# DATASET:
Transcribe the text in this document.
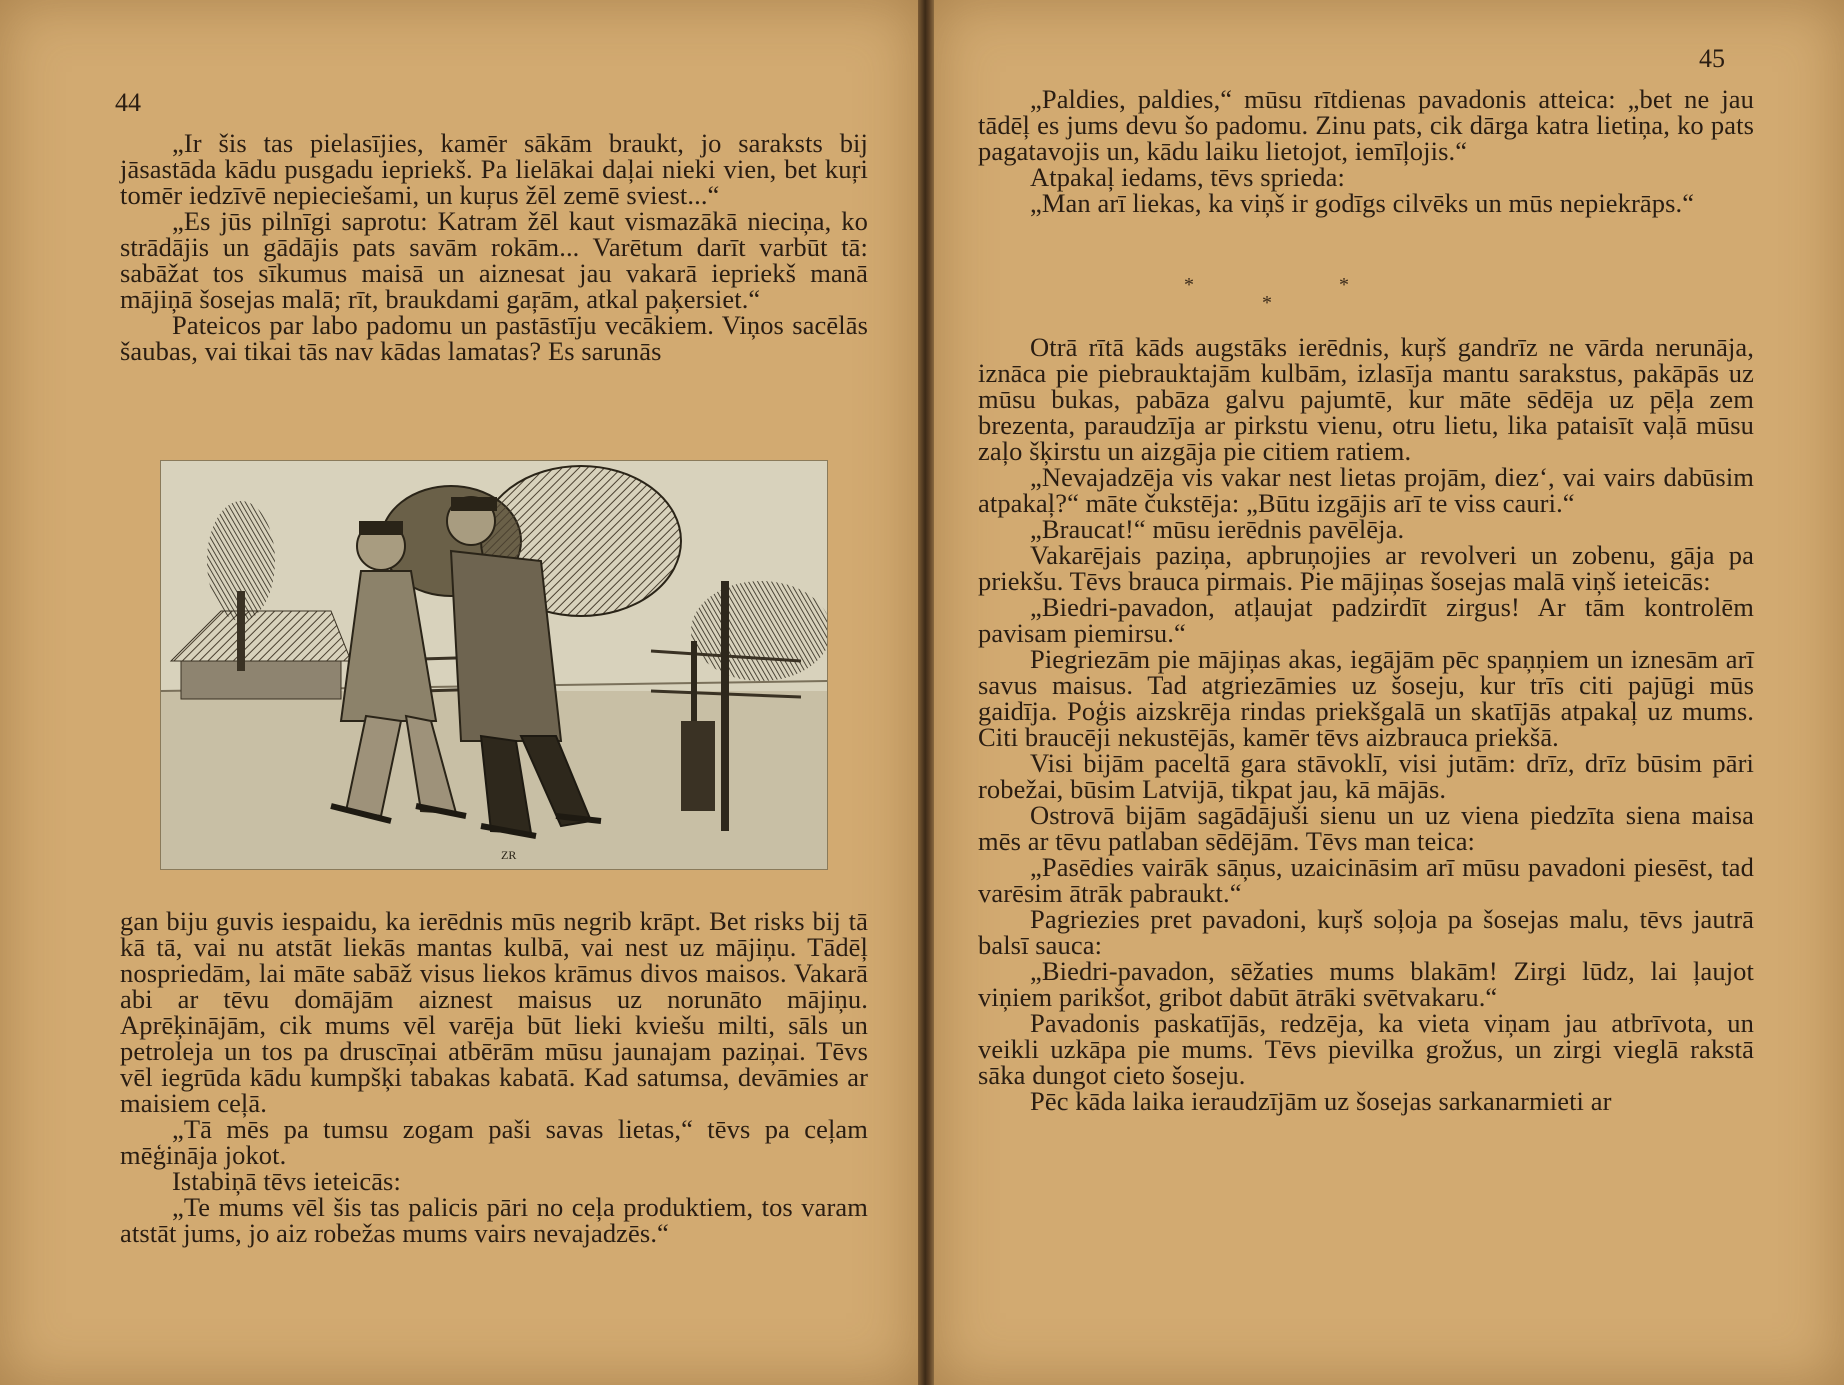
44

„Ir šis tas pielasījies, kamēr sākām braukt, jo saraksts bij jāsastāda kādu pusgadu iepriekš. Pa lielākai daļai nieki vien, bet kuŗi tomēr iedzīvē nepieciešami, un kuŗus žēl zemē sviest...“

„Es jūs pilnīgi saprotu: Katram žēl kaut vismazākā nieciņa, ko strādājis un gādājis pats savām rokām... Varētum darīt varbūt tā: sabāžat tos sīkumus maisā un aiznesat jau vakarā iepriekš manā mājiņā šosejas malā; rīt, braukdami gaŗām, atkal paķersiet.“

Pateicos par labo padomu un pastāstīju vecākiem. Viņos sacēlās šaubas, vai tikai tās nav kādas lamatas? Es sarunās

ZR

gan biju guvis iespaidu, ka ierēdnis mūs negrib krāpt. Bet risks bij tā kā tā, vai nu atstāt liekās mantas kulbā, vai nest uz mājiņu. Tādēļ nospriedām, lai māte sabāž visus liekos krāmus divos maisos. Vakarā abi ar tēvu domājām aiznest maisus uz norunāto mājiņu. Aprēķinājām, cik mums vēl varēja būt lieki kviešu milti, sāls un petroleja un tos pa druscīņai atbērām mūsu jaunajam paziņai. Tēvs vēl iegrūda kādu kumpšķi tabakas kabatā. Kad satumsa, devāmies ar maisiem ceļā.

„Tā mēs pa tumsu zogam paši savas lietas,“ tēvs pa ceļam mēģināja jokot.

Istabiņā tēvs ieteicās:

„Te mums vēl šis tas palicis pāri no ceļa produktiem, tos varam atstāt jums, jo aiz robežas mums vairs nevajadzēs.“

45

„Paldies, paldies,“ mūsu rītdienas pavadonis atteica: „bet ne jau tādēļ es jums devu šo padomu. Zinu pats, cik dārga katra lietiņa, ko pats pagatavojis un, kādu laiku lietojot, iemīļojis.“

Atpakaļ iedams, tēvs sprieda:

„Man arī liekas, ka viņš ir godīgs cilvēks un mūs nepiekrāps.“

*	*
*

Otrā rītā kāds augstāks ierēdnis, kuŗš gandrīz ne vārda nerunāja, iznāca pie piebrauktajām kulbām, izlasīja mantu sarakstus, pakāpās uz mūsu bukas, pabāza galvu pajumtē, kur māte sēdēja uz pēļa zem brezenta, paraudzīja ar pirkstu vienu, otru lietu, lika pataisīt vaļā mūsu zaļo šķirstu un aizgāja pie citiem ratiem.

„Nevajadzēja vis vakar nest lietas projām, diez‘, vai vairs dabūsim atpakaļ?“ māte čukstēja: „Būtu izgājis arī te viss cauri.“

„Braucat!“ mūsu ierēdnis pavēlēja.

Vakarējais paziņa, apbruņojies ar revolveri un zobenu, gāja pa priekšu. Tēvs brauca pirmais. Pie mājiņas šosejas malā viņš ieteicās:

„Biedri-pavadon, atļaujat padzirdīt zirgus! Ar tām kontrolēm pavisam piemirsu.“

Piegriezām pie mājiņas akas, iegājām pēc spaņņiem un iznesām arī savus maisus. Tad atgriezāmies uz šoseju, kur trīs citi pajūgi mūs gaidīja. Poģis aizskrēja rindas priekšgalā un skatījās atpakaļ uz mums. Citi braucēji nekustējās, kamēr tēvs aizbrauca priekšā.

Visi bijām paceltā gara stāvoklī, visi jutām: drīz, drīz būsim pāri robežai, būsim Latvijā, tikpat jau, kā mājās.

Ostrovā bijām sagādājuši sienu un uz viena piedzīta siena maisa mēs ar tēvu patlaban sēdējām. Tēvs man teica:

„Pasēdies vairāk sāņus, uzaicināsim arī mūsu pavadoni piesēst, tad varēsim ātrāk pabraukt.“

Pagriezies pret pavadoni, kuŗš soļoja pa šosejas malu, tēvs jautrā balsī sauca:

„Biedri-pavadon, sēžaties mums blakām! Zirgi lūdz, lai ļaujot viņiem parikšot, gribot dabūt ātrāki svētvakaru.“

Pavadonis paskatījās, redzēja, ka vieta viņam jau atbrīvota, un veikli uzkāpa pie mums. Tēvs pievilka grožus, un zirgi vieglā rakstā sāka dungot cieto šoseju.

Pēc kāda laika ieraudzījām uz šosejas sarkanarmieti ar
--
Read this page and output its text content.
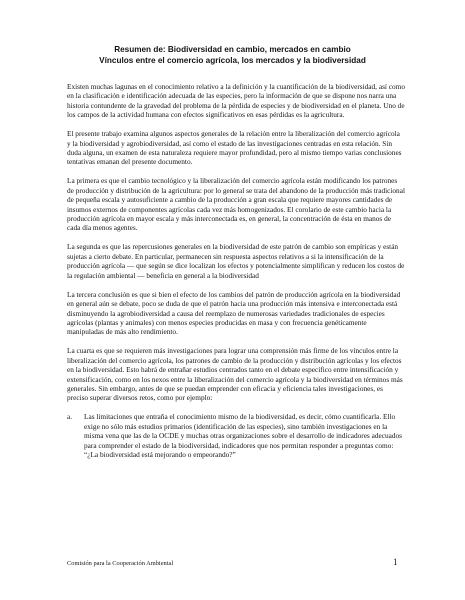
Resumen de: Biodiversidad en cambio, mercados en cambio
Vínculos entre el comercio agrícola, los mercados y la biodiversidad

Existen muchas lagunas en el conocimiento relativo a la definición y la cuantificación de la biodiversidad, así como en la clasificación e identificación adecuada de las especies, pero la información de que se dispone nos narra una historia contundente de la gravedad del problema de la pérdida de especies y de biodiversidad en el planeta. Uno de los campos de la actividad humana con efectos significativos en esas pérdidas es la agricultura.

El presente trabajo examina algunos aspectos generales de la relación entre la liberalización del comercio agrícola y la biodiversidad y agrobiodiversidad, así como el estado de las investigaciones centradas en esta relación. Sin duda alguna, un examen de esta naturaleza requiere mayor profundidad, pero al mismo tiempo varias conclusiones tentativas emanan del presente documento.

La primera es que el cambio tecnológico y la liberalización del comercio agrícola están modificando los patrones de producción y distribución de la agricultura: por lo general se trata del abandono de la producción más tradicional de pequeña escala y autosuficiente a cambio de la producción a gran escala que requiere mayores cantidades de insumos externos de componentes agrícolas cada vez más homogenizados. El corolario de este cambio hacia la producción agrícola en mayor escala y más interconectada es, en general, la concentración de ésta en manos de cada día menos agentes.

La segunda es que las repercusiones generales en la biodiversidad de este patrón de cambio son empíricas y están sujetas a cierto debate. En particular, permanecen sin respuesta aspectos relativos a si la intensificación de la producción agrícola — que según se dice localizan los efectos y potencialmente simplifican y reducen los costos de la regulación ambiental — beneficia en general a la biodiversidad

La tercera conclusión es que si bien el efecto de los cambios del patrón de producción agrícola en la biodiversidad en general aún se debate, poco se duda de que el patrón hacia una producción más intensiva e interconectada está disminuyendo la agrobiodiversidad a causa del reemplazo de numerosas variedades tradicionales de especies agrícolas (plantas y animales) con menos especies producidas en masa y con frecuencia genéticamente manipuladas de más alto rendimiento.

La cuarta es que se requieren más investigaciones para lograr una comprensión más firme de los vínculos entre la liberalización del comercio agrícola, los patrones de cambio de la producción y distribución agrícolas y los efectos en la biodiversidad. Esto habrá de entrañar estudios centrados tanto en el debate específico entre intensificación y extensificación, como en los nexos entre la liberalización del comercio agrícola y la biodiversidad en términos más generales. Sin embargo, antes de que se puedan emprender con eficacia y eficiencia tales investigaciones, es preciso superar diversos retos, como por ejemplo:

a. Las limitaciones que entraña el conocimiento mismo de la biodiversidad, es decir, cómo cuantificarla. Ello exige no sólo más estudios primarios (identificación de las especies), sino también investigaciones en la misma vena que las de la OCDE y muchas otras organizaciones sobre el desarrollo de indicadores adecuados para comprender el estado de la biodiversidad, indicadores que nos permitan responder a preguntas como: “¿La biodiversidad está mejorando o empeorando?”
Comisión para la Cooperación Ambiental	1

# PROBLEM DETAILS:
Among these entries, how many lines include the string "mājiņas"? Reply with the number by itself.

# WRITTEN SOLUTION:
2